- _Exercise_:
Search the listing below for "лесного". Copy each matching line.

(Recorded data)
>>
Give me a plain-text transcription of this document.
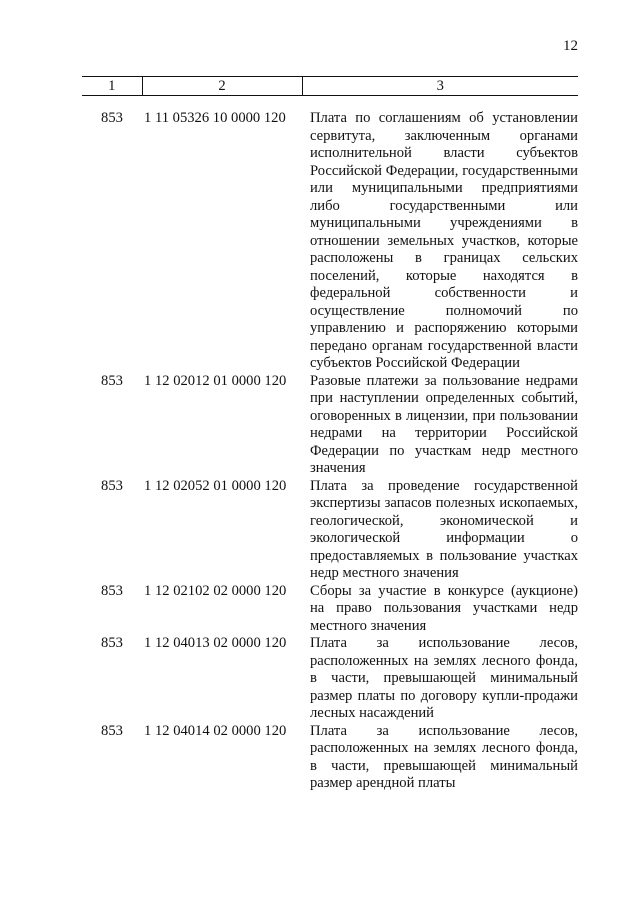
12
1	2	3
853	1 11 05326 10 0000 120	Плата по соглашениям об установлении сервитута, заключенным органами исполнительной власти субъектов Российской Федерации, государственными или муниципальными предприятиями либо государственными или муниципальными учреждениями в отношении земельных участков, которые расположены в границах сельских поселений, которые находятся в федеральной собственности и осуществление полномочий по управлению и распоряжению которыми передано органам государственной власти субъектов Российской Федерации
853	1 12 02012 01 0000 120	Разовые платежи за пользование недрами при наступлении определенных событий, оговоренных в лицензии, при пользовании недрами на территории Российской Федерации по участкам недр местного значения
853	1 12 02052 01 0000 120	Плата за проведение государственной экспертизы запасов полезных ископаемых, геологической, экономической и экологической информации о предоставляемых в пользование участках недр местного значения
853	1 12 02102 02 0000 120	Сборы за участие в конкурсе (аукционе) на право пользования участками недр местного значения
853	1 12 04013 02 0000 120	Плата за использование лесов, расположенных на землях лесного фонда, в части, превышающей минимальный размер платы по договору купли-продажи лесных насаждений
853	1 12 04014 02 0000 120	Плата за использование лесов, расположенных на землях лесного фонда, в части, превышающей минимальный размер арендной платы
<<
- _Completed task_:
853	1 12 04013 02 0000 120	Плата за использование лесов, расположенных на землях лесного фонда, в части, превышающей минимальный размер платы по договору купли-продажи лесных насаждений
853	1 12 04014 02 0000 120	Плата за использование лесов, расположенных на землях лесного фонда, в части, превышающей минимальный размер арендной платы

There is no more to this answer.